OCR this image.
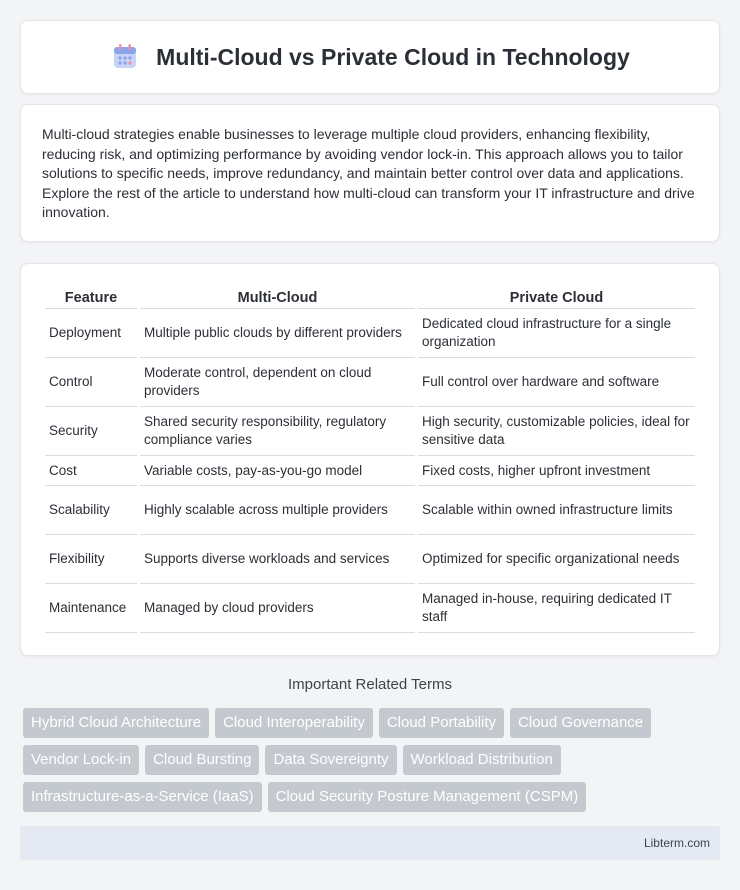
Multi-Cloud vs Private Cloud in Technology

Multi-cloud strategies enable businesses to leverage multiple cloud providers, enhancing flexibility, reducing risk, and optimizing performance by avoiding vendor lock-in. This approach allows you to tailor solutions to specific needs, improve redundancy, and maintain better control over data and applications. Explore the rest of the article to understand how multi-cloud can transform your IT infrastructure and drive innovation.

Feature	Multi-Cloud	Private Cloud
Deployment	Multiple public clouds by different providers	Dedicated cloud infrastructure for a single organization
Control	Moderate control, dependent on cloud providers	Full control over hardware and software
Security	Shared security responsibility, regulatory compliance varies	High security, customizable policies, ideal for sensitive data
Cost	Variable costs, pay-as-you-go model	Fixed costs, higher upfront investment
Scalability	Highly scalable across multiple providers	Scalable within owned infrastructure limits
Flexibility	Supports diverse workloads and services	Optimized for specific organizational needs
Maintenance	Managed by cloud providers	Managed in-house, requiring dedicated IT staff
Important Related Terms
Hybrid Cloud Architecture	Cloud Interoperability	Cloud Portability	Cloud Governance
Vendor Lock-in	Cloud Bursting	Data Sovereignty	Workload Distribution
Infrastructure-as-a-Service (IaaS)	Cloud Security Posture Management (CSPM)
Libterm.com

#####

## Task to complete
Of the lines in the entries, how many include the word "specific"? State only the number.

## The output
2